> **Task description**
Your job is to retype all of the data word for word, leaving every image out.

> **Information shown**
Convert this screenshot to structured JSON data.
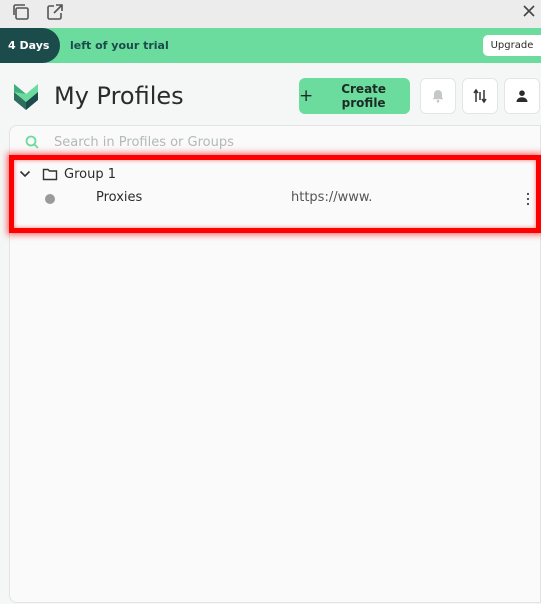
{
  "window": {
    "icons": [
      "duplicate-window-icon",
      "external-link-icon",
      "close-icon"
    ]
  },
  "trial": {
    "days": "4 Days",
    "text": "left of your trial",
    "upgrade_label": "Upgrade"
  },
  "header": {
    "title": "My Profiles",
    "create_label": "Create profile",
    "icons": [
      "bell-icon",
      "sort-filter-icon",
      "user-icon"
    ]
  },
  "search": {
    "placeholder": "Search in Profiles or Groups",
    "value": ""
  },
  "groups": [
    {
      "label": "Group 1",
      "expanded": true,
      "profiles": [
        {
          "name": "Proxies",
          "proxy": "https://www.",
          "status": "inactive"
        }
      ]
    }
  ],
  "colors": {
    "accent": "#6bdc9d",
    "brand_dark": "#1b4b4a",
    "highlight": "#ff0000",
    "status_dot": "#9a9a9a"
  }
}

> **Exercise solution**
Convert this screenshot to structured JSON data.
{
  "window": {
    "icons": [
      "duplicate-window-icon",
      "external-link-icon",
      "close-icon"
    ]
  },
  "trial": {
    "days": "4 Days",
    "text": "left of your trial",
    "upgrade_label": "Upgrade"
  },
  "header": {
    "title": "My Profiles",
    "create_label": "Create profile",
    "icons": [
      "bell-icon",
      "sort-filter-icon",
      "user-icon"
    ]
  },
  "search": {
    "placeholder": "Search in Profiles or Groups",
    "value": ""
  },
  "groups": [
    {
      "label": "Group 1",
      "expanded": true,
      "profiles": [
        {
          "name": "Proxies",
          "proxy": "https://www.",
          "status": "inactive"
        }
      ]
    }
  ],
  "colors": {
    "accent": "#6bdc9d",
    "brand_dark": "#1b4b4a",
    "highlight": "#ff0000",
    "status_dot": "#9a9a9a"
  }
}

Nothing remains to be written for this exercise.